§ PROBLEM TO WORK ON
Copy every line in the records below that contains the word "Spor".

Stored entries:
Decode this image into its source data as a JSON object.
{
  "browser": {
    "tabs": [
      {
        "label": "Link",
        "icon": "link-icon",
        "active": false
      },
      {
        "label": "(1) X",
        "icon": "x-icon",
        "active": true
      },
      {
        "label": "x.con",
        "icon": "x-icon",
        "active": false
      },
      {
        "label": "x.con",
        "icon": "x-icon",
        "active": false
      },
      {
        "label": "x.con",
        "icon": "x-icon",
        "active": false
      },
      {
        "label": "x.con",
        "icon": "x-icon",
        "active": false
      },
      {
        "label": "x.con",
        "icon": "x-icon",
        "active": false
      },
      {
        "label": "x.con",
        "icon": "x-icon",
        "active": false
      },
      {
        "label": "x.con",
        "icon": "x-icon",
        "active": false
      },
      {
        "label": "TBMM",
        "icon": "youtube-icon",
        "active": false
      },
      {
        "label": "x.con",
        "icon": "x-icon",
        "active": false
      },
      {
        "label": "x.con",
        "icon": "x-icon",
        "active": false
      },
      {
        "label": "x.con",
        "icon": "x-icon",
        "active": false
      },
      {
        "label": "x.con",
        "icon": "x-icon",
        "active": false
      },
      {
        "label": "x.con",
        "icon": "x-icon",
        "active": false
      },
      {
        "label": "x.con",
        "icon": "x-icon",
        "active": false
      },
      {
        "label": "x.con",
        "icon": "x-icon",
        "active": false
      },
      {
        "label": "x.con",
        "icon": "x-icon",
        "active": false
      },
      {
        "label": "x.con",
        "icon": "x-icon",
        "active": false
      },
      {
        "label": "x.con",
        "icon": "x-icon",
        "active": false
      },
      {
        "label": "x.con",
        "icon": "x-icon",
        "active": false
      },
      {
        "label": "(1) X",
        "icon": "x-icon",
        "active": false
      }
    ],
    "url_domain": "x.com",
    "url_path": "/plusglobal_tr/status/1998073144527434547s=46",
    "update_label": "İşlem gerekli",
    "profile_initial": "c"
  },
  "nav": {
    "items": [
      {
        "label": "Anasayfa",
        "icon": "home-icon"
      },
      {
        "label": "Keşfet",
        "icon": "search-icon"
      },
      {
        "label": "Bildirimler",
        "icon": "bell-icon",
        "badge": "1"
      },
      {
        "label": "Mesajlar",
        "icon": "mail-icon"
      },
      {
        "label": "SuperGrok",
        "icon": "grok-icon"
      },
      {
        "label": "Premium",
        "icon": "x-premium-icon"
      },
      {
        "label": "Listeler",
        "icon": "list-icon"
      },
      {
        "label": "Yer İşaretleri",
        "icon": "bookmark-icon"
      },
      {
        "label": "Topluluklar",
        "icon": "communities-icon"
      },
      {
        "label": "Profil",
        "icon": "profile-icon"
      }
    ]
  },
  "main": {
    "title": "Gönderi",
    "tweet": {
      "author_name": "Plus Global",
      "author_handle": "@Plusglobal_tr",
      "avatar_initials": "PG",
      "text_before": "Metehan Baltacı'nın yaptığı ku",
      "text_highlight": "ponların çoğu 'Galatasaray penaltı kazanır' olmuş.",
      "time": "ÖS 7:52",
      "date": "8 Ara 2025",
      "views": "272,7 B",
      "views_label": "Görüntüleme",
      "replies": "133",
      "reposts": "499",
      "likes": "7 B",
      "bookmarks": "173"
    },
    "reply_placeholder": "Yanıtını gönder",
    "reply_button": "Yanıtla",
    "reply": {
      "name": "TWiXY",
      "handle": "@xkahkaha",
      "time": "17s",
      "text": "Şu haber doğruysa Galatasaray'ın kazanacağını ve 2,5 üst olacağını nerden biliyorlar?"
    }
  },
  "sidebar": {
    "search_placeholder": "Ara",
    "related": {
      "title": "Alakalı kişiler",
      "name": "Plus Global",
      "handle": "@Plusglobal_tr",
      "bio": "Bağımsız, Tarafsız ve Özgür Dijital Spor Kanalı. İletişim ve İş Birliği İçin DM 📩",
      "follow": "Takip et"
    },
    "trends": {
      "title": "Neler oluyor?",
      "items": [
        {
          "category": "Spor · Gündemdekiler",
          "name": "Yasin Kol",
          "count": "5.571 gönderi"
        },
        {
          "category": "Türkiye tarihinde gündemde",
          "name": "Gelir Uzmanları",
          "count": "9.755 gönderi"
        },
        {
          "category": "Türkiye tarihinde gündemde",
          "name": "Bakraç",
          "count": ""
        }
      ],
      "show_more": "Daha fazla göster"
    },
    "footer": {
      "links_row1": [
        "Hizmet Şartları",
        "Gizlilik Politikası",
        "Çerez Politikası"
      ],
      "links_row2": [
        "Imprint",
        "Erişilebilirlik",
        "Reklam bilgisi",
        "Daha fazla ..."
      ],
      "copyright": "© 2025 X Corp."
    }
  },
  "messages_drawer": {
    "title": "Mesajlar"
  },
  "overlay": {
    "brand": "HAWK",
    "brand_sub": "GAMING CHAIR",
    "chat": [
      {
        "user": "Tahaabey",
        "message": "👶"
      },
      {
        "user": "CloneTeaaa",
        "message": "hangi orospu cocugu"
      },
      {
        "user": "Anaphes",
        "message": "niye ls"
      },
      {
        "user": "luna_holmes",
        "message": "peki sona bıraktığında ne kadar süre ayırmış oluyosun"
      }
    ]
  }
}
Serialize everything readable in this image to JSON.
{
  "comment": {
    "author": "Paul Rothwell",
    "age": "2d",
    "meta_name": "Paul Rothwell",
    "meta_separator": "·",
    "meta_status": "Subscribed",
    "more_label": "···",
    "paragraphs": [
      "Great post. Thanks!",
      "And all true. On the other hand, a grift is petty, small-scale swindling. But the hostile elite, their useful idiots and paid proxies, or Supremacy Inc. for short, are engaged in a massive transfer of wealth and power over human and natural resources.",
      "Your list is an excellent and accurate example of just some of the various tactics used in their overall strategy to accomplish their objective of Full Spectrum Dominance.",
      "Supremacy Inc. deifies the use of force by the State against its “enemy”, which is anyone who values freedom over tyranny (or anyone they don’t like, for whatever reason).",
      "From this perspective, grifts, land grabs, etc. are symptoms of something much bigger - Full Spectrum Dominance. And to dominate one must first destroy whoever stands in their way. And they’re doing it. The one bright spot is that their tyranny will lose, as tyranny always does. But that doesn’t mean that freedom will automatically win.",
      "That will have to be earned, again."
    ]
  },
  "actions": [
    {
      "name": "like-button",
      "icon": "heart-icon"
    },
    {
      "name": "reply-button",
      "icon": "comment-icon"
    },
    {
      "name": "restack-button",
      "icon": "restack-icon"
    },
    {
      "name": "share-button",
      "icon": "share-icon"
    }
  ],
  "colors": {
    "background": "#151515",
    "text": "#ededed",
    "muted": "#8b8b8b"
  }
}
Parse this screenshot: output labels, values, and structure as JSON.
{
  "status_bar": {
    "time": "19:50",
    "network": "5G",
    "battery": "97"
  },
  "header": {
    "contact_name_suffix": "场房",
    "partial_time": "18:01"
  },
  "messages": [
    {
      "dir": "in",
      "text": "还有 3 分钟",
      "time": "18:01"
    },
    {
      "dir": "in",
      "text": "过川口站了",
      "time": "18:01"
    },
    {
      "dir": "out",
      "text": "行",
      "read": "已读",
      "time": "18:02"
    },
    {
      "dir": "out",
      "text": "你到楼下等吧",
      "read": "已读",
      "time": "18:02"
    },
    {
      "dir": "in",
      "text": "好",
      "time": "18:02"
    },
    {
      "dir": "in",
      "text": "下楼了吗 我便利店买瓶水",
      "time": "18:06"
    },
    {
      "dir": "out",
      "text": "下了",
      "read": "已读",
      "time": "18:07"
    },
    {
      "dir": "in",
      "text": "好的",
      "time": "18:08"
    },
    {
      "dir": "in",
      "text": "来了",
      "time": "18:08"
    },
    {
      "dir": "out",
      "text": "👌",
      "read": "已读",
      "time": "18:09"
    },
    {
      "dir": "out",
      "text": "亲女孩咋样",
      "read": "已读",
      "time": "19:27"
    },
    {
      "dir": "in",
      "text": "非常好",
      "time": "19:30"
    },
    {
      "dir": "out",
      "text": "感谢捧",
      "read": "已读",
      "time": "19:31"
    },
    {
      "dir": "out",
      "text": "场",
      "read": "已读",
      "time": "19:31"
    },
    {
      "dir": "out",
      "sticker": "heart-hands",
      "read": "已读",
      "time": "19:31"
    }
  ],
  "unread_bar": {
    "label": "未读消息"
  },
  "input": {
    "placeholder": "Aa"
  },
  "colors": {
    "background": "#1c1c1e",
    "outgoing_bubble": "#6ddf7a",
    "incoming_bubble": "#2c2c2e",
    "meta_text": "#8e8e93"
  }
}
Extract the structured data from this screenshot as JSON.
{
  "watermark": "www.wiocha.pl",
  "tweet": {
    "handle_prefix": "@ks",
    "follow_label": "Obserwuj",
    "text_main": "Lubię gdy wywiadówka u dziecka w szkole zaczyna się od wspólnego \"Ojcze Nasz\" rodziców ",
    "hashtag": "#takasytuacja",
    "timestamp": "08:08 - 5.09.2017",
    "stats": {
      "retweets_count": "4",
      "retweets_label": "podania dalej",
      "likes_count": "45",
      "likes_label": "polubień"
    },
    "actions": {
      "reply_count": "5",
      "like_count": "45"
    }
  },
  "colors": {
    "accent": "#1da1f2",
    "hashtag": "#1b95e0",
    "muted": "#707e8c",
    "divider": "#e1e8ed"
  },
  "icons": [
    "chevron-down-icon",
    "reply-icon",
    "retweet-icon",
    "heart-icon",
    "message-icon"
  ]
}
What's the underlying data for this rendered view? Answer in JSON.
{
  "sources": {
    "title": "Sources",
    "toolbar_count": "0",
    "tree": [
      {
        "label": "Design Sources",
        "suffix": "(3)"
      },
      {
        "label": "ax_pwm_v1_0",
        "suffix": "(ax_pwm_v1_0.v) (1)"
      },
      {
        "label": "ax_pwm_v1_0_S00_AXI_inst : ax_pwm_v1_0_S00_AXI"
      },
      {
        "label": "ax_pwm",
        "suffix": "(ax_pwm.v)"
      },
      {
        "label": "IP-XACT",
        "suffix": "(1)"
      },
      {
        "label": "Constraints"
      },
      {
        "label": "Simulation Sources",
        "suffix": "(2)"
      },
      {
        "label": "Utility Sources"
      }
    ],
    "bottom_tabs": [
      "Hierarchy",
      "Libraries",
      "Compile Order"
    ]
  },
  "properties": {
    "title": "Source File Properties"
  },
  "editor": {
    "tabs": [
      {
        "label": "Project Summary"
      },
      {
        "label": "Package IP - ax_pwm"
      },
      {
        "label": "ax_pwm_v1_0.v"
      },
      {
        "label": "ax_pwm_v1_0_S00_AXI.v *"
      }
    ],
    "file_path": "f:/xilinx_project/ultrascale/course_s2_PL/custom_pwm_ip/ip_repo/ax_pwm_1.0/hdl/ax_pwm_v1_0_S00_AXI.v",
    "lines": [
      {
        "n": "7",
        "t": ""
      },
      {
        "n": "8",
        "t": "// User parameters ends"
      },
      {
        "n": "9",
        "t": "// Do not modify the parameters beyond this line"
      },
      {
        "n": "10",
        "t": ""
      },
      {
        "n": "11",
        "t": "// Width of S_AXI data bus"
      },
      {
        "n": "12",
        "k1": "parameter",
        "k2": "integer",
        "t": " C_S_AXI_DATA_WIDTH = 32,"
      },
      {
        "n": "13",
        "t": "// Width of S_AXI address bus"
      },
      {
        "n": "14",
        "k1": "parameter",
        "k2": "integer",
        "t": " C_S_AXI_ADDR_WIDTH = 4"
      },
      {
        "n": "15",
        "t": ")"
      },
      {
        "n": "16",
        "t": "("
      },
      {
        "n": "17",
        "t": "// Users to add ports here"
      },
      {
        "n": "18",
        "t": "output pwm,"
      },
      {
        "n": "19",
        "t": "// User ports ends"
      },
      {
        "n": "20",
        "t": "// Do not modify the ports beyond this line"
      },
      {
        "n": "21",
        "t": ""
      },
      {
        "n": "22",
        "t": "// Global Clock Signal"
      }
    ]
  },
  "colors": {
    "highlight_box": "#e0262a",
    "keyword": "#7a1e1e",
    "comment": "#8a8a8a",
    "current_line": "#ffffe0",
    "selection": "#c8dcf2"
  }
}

§ SOLUTION TO THIS TASK
      "bio": "Bağımsız, Tarafsız ve Özgür Dijital Spor Kanalı. İletişim ve İş Birliği İçin DM 📩",
          "category": "Spor · Gündemdekiler",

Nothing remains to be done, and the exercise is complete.